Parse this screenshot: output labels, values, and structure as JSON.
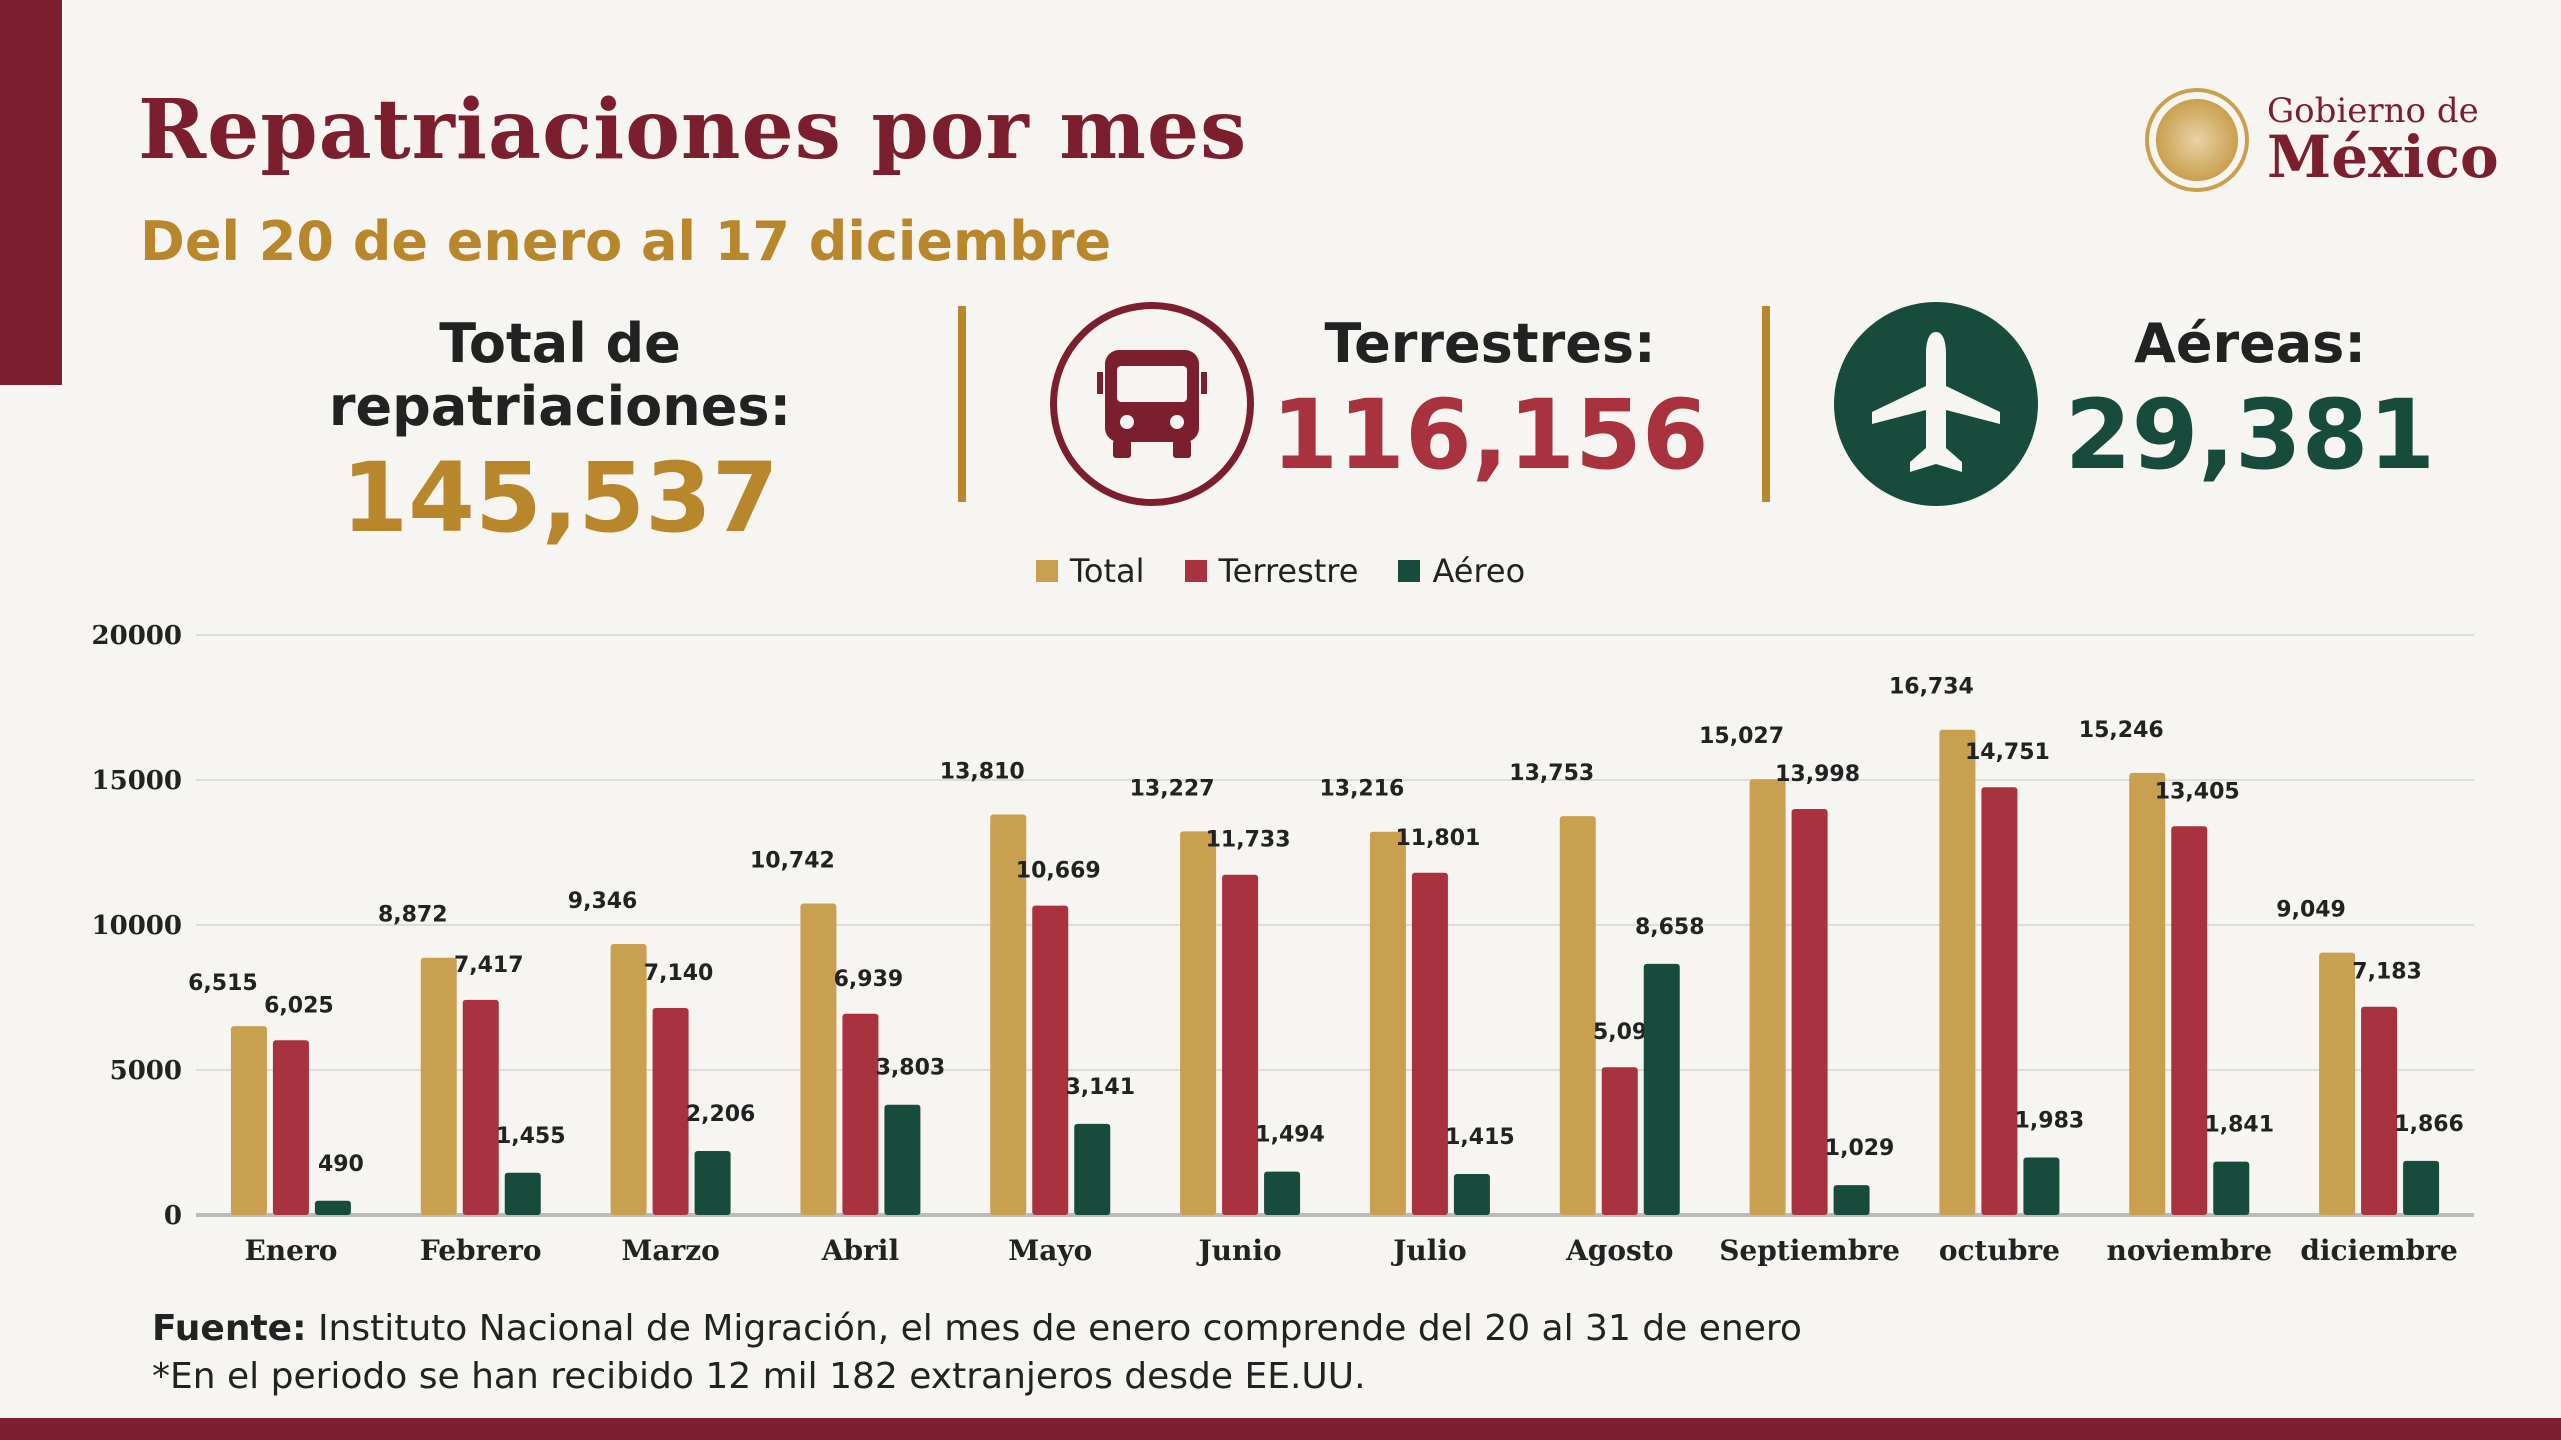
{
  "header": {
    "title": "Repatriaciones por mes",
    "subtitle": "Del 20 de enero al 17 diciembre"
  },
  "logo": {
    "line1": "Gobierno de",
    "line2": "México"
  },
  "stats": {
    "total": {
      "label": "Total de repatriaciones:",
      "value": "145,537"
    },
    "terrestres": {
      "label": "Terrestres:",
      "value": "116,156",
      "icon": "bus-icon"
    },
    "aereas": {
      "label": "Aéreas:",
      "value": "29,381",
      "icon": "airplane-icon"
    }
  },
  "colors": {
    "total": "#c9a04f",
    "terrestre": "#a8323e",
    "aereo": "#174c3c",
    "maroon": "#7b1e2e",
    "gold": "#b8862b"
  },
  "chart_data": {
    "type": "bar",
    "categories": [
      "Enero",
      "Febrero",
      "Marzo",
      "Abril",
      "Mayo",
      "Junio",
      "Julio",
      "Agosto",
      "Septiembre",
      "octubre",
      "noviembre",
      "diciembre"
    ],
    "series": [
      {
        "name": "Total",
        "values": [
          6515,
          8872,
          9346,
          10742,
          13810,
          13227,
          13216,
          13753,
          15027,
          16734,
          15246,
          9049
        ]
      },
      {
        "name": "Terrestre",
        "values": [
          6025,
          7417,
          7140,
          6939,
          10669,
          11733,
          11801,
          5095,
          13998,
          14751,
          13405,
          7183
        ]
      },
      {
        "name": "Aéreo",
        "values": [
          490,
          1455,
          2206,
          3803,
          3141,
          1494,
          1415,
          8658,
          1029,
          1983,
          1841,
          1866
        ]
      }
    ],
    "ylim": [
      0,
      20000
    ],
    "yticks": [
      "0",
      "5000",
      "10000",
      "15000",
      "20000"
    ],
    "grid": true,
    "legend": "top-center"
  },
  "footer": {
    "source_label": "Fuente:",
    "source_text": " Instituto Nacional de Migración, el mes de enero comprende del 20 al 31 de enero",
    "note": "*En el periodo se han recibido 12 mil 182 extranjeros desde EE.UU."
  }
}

--------------------------------

- [PROBLEM]
With the pictures omitted, reproduce the records in full and exactly.

- [ANSWER FOR THIS EXERCISE]
Parse this screenshot: output labels, values, and structure as JSON.
{
  "header": {
    "title": "Repatriaciones por mes",
    "subtitle": "Del 20 de enero al 17 diciembre"
  },
  "logo": {
    "line1": "Gobierno de",
    "line2": "México"
  },
  "stats": {
    "total": {
      "label": "Total de repatriaciones:",
      "value": "145,537"
    },
    "terrestres": {
      "label": "Terrestres:",
      "value": "116,156",
      "icon": "bus-icon"
    },
    "aereas": {
      "label": "Aéreas:",
      "value": "29,381",
      "icon": "airplane-icon"
    }
  },
  "colors": {
    "total": "#c9a04f",
    "terrestre": "#a8323e",
    "aereo": "#174c3c",
    "maroon": "#7b1e2e",
    "gold": "#b8862b"
  },
  "chart_data": {
    "type": "bar",
    "categories": [
      "Enero",
      "Febrero",
      "Marzo",
      "Abril",
      "Mayo",
      "Junio",
      "Julio",
      "Agosto",
      "Septiembre",
      "octubre",
      "noviembre",
      "diciembre"
    ],
    "series": [
      {
        "name": "Total",
        "values": [
          6515,
          8872,
          9346,
          10742,
          13810,
          13227,
          13216,
          13753,
          15027,
          16734,
          15246,
          9049
        ]
      },
      {
        "name": "Terrestre",
        "values": [
          6025,
          7417,
          7140,
          6939,
          10669,
          11733,
          11801,
          5095,
          13998,
          14751,
          13405,
          7183
        ]
      },
      {
        "name": "Aéreo",
        "values": [
          490,
          1455,
          2206,
          3803,
          3141,
          1494,
          1415,
          8658,
          1029,
          1983,
          1841,
          1866
        ]
      }
    ],
    "ylim": [
      0,
      20000
    ],
    "yticks": [
      "0",
      "5000",
      "10000",
      "15000",
      "20000"
    ],
    "grid": true,
    "legend": "top-center"
  },
  "footer": {
    "source_label": "Fuente:",
    "source_text": " Instituto Nacional de Migración, el mes de enero comprende del 20 al 31 de enero",
    "note": "*En el periodo se han recibido 12 mil 182 extranjeros desde EE.UU."
  }
}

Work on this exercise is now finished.